## Begin

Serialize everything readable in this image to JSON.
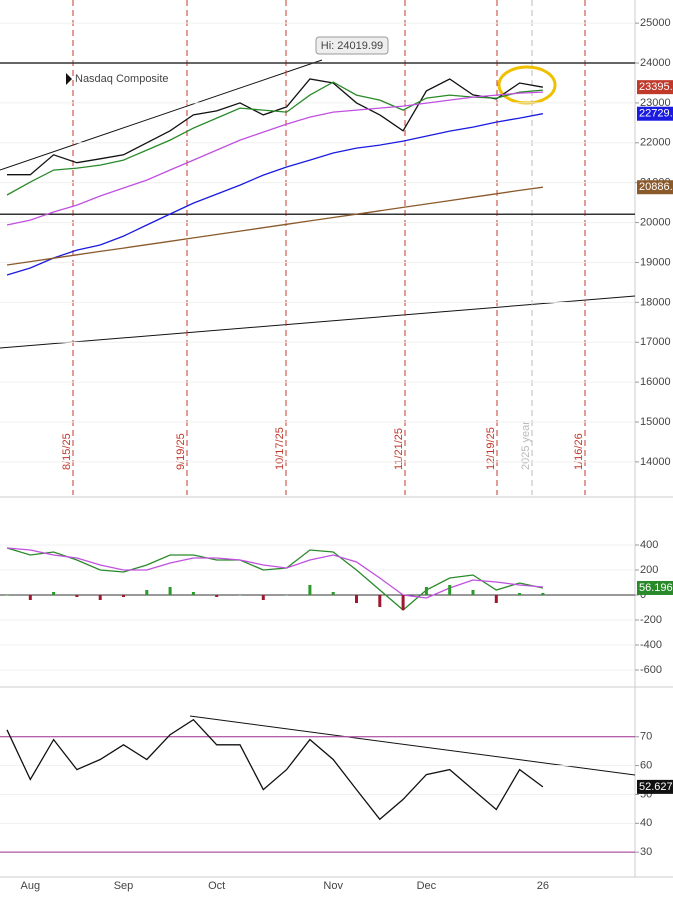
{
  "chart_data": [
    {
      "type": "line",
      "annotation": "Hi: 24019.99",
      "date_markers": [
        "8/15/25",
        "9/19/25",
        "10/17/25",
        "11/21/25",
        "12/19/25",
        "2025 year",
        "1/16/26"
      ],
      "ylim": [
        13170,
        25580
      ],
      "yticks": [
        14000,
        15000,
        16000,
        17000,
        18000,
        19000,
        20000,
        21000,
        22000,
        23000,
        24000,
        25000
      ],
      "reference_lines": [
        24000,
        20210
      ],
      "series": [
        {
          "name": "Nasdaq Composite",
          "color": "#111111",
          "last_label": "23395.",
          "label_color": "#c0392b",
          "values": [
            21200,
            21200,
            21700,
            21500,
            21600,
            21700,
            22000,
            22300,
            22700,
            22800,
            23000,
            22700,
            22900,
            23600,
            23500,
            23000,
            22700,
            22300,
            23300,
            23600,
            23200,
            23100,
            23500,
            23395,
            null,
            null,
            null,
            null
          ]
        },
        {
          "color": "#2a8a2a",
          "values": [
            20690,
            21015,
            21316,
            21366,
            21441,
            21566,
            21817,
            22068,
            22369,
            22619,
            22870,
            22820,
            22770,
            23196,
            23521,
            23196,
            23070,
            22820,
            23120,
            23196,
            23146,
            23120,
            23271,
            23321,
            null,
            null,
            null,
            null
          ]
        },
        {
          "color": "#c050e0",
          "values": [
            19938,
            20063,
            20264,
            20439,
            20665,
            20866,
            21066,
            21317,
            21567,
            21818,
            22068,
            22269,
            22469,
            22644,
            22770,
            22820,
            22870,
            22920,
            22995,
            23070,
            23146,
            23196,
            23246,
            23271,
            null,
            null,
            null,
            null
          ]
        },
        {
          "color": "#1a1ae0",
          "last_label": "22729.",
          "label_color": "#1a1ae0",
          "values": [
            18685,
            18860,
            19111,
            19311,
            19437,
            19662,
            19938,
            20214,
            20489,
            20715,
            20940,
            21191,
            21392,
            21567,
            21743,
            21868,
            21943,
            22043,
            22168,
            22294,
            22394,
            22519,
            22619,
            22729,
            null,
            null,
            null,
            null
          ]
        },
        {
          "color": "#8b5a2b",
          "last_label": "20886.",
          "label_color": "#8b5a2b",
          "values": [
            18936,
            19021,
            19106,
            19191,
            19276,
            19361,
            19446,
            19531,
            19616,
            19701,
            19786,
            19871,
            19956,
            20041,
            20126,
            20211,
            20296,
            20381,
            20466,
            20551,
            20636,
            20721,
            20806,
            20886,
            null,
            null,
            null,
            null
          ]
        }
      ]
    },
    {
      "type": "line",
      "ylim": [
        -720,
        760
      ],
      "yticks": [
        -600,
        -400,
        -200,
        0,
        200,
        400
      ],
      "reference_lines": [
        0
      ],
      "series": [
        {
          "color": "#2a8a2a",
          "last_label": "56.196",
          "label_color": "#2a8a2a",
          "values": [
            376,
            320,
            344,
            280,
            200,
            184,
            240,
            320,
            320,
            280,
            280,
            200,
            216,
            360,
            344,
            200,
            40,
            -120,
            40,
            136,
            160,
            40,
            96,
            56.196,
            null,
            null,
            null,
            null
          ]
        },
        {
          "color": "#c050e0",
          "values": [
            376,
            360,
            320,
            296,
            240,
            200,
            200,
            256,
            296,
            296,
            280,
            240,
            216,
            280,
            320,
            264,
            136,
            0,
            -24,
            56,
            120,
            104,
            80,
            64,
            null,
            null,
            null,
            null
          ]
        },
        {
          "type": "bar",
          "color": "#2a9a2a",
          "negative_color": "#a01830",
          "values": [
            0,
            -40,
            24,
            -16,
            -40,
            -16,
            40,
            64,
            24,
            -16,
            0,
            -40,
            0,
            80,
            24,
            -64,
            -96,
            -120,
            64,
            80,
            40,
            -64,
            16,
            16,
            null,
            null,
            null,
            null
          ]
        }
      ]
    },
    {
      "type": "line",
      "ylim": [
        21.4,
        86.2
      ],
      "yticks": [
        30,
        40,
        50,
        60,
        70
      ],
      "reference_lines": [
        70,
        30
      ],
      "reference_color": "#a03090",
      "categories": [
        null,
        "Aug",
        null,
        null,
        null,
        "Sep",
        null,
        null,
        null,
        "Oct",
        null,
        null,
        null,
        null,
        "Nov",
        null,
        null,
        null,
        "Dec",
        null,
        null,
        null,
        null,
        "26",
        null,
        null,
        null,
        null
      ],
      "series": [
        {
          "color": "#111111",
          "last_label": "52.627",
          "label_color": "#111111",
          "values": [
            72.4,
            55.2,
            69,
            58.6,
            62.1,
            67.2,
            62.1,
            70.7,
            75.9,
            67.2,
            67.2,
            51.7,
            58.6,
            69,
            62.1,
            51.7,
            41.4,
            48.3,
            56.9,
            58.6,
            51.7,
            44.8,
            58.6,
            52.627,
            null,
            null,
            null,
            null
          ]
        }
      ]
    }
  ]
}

## End

**Written instruction**
Write out the material above again, word for word, minus its pictures.

**Written solution**
Serialize everything readable in this image to JSON.
{
  "chart_data": [
    {
      "type": "line",
      "annotation": "Hi: 24019.99",
      "date_markers": [
        "8/15/25",
        "9/19/25",
        "10/17/25",
        "11/21/25",
        "12/19/25",
        "2025 year",
        "1/16/26"
      ],
      "ylim": [
        13170,
        25580
      ],
      "yticks": [
        14000,
        15000,
        16000,
        17000,
        18000,
        19000,
        20000,
        21000,
        22000,
        23000,
        24000,
        25000
      ],
      "reference_lines": [
        24000,
        20210
      ],
      "series": [
        {
          "name": "Nasdaq Composite",
          "color": "#111111",
          "last_label": "23395.",
          "label_color": "#c0392b",
          "values": [
            21200,
            21200,
            21700,
            21500,
            21600,
            21700,
            22000,
            22300,
            22700,
            22800,
            23000,
            22700,
            22900,
            23600,
            23500,
            23000,
            22700,
            22300,
            23300,
            23600,
            23200,
            23100,
            23500,
            23395,
            null,
            null,
            null,
            null
          ]
        },
        {
          "color": "#2a8a2a",
          "values": [
            20690,
            21015,
            21316,
            21366,
            21441,
            21566,
            21817,
            22068,
            22369,
            22619,
            22870,
            22820,
            22770,
            23196,
            23521,
            23196,
            23070,
            22820,
            23120,
            23196,
            23146,
            23120,
            23271,
            23321,
            null,
            null,
            null,
            null
          ]
        },
        {
          "color": "#c050e0",
          "values": [
            19938,
            20063,
            20264,
            20439,
            20665,
            20866,
            21066,
            21317,
            21567,
            21818,
            22068,
            22269,
            22469,
            22644,
            22770,
            22820,
            22870,
            22920,
            22995,
            23070,
            23146,
            23196,
            23246,
            23271,
            null,
            null,
            null,
            null
          ]
        },
        {
          "color": "#1a1ae0",
          "last_label": "22729.",
          "label_color": "#1a1ae0",
          "values": [
            18685,
            18860,
            19111,
            19311,
            19437,
            19662,
            19938,
            20214,
            20489,
            20715,
            20940,
            21191,
            21392,
            21567,
            21743,
            21868,
            21943,
            22043,
            22168,
            22294,
            22394,
            22519,
            22619,
            22729,
            null,
            null,
            null,
            null
          ]
        },
        {
          "color": "#8b5a2b",
          "last_label": "20886.",
          "label_color": "#8b5a2b",
          "values": [
            18936,
            19021,
            19106,
            19191,
            19276,
            19361,
            19446,
            19531,
            19616,
            19701,
            19786,
            19871,
            19956,
            20041,
            20126,
            20211,
            20296,
            20381,
            20466,
            20551,
            20636,
            20721,
            20806,
            20886,
            null,
            null,
            null,
            null
          ]
        }
      ]
    },
    {
      "type": "line",
      "ylim": [
        -720,
        760
      ],
      "yticks": [
        -600,
        -400,
        -200,
        0,
        200,
        400
      ],
      "reference_lines": [
        0
      ],
      "series": [
        {
          "color": "#2a8a2a",
          "last_label": "56.196",
          "label_color": "#2a8a2a",
          "values": [
            376,
            320,
            344,
            280,
            200,
            184,
            240,
            320,
            320,
            280,
            280,
            200,
            216,
            360,
            344,
            200,
            40,
            -120,
            40,
            136,
            160,
            40,
            96,
            56.196,
            null,
            null,
            null,
            null
          ]
        },
        {
          "color": "#c050e0",
          "values": [
            376,
            360,
            320,
            296,
            240,
            200,
            200,
            256,
            296,
            296,
            280,
            240,
            216,
            280,
            320,
            264,
            136,
            0,
            -24,
            56,
            120,
            104,
            80,
            64,
            null,
            null,
            null,
            null
          ]
        },
        {
          "type": "bar",
          "color": "#2a9a2a",
          "negative_color": "#a01830",
          "values": [
            0,
            -40,
            24,
            -16,
            -40,
            -16,
            40,
            64,
            24,
            -16,
            0,
            -40,
            0,
            80,
            24,
            -64,
            -96,
            -120,
            64,
            80,
            40,
            -64,
            16,
            16,
            null,
            null,
            null,
            null
          ]
        }
      ]
    },
    {
      "type": "line",
      "ylim": [
        21.4,
        86.2
      ],
      "yticks": [
        30,
        40,
        50,
        60,
        70
      ],
      "reference_lines": [
        70,
        30
      ],
      "reference_color": "#a03090",
      "categories": [
        null,
        "Aug",
        null,
        null,
        null,
        "Sep",
        null,
        null,
        null,
        "Oct",
        null,
        null,
        null,
        null,
        "Nov",
        null,
        null,
        null,
        "Dec",
        null,
        null,
        null,
        null,
        "26",
        null,
        null,
        null,
        null
      ],
      "series": [
        {
          "color": "#111111",
          "last_label": "52.627",
          "label_color": "#111111",
          "values": [
            72.4,
            55.2,
            69,
            58.6,
            62.1,
            67.2,
            62.1,
            70.7,
            75.9,
            67.2,
            67.2,
            51.7,
            58.6,
            69,
            62.1,
            51.7,
            41.4,
            48.3,
            56.9,
            58.6,
            51.7,
            44.8,
            58.6,
            52.627,
            null,
            null,
            null,
            null
          ]
        }
      ]
    }
  ]
}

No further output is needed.